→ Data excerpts
----

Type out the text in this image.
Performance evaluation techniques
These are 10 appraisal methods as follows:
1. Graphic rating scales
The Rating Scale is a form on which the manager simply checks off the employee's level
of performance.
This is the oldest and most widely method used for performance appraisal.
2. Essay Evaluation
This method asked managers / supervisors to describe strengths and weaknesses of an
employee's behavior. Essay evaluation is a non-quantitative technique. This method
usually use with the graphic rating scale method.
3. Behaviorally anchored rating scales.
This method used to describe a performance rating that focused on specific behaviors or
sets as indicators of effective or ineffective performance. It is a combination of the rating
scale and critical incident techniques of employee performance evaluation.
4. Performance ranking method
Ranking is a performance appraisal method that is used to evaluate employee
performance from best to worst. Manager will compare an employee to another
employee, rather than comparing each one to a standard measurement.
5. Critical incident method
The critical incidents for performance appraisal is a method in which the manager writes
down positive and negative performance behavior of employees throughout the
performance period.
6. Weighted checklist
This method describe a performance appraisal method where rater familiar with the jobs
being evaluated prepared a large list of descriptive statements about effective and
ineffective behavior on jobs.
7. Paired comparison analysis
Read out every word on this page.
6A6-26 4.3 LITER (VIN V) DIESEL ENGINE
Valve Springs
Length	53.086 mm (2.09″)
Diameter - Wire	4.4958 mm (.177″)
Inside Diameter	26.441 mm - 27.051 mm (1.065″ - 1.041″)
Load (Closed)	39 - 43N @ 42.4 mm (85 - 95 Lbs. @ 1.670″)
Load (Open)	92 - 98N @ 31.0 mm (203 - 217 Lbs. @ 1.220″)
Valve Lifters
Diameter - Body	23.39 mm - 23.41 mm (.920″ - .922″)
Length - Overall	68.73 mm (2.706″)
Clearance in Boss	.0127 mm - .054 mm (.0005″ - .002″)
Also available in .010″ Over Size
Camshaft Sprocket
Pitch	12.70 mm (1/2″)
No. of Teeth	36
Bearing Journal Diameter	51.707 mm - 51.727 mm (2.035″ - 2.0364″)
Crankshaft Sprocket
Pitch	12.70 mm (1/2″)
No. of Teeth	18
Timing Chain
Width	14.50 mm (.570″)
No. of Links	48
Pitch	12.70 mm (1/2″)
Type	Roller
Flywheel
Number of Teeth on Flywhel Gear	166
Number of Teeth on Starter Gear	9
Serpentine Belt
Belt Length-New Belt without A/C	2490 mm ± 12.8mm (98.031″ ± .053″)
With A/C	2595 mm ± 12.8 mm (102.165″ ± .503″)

----

→ Work to be completed
Looking at the entries above, state how many lines contain "that"; give the number alone.

→ Task response
2